━━━━━ Input records
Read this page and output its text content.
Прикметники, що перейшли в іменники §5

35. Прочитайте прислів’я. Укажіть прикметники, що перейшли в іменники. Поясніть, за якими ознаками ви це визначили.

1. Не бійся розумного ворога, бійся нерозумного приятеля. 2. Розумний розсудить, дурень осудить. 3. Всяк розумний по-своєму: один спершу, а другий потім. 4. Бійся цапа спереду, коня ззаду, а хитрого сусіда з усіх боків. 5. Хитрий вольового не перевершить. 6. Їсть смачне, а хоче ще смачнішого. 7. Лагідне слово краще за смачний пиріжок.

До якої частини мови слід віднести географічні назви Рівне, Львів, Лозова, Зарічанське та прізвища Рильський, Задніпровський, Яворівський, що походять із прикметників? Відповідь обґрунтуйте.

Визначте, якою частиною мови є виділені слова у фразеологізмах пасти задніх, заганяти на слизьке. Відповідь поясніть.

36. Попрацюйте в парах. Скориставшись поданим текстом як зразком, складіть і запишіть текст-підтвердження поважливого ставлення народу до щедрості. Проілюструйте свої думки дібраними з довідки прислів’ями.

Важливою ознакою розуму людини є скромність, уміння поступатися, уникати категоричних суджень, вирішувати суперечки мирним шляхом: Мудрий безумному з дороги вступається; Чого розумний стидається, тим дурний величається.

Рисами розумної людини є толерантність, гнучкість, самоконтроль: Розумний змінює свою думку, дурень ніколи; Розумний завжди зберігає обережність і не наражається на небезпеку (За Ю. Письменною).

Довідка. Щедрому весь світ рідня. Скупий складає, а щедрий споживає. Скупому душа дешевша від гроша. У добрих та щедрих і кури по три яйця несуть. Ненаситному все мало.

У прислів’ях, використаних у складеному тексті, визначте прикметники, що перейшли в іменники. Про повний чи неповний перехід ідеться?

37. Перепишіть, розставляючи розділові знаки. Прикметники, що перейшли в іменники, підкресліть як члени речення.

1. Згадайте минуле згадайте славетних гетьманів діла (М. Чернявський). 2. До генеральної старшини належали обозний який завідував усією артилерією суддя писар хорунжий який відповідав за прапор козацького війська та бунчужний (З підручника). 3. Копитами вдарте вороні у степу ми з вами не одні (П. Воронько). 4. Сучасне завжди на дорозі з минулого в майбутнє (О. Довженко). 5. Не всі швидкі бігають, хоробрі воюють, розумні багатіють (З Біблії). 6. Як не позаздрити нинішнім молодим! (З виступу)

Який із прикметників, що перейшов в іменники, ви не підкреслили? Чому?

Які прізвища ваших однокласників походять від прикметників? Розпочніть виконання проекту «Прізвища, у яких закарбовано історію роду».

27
━━━━━━━━━━
- [Objective]:
Retype the records in full. Keep every line identical to the original.

- [Exercise solution]:
Read this page and output its text content.
Прикметники, що перейшли в іменники §5

35. Прочитайте прислів’я. Укажіть прикметники, що перейшли в іменники. Поясніть, за якими ознаками ви це визначили.

1. Не бійся розумного ворога, бійся нерозумного приятеля. 2. Розумний розсудить, дурень осудить. 3. Всяк розумний по-своєму: один спершу, а другий потім. 4. Бійся цапа спереду, коня ззаду, а хитрого сусіда з усіх боків. 5. Хитрий вольового не перевершить. 6. Їсть смачне, а хоче ще смачнішого. 7. Лагідне слово краще за смачний пиріжок.

До якої частини мови слід віднести географічні назви Рівне, Львів, Лозова, Зарічанське та прізвища Рильський, Задніпровський, Яворівський, що походять із прикметників? Відповідь обґрунтуйте.

Визначте, якою частиною мови є виділені слова у фразеологізмах пасти задніх, заганяти на слизьке. Відповідь поясніть.

36. Попрацюйте в парах. Скориставшись поданим текстом як зразком, складіть і запишіть текст-підтвердження поважливого ставлення народу до щедрості. Проілюструйте свої думки дібраними з довідки прислів’ями.

Важливою ознакою розуму людини є скромність, уміння поступатися, уникати категоричних суджень, вирішувати суперечки мирним шляхом: Мудрий безумному з дороги вступається; Чого розумний стидається, тим дурний величається.

Рисами розумної людини є толерантність, гнучкість, самоконтроль: Розумний змінює свою думку, дурень ніколи; Розумний завжди зберігає обережність і не наражається на небезпеку (За Ю. Письменною).

Довідка. Щедрому весь світ рідня. Скупий складає, а щедрий споживає. Скупому душа дешевша від гроша. У добрих та щедрих і кури по три яйця несуть. Ненаситному все мало.

У прислів’ях, використаних у складеному тексті, визначте прикметники, що перейшли в іменники. Про повний чи неповний перехід ідеться?

37. Перепишіть, розставляючи розділові знаки. Прикметники, що перейшли в іменники, підкресліть як члени речення.

1. Згадайте минуле згадайте славетних гетьманів діла (М. Чернявський). 2. До генеральної старшини належали обозний який завідував усією артилерією суддя писар хорунжий який відповідав за прапор козацького війська та бунчужний (З підручника). 3. Копитами вдарте вороні у степу ми з вами не одні (П. Воронько). 4. Сучасне завжди на дорозі з минулого в майбутнє (О. Довженко). 5. Не всі швидкі бігають, хоробрі воюють, розумні багатіють (З Біблії). 6. Як не позаздрити нинішнім молодим! (З виступу)

Який із прикметників, що перейшов в іменники, ви не підкреслили? Чому?

Які прізвища ваших однокласників походять від прикметників? Розпочніть виконання проекту «Прізвища, у яких закарбовано історію роду».

27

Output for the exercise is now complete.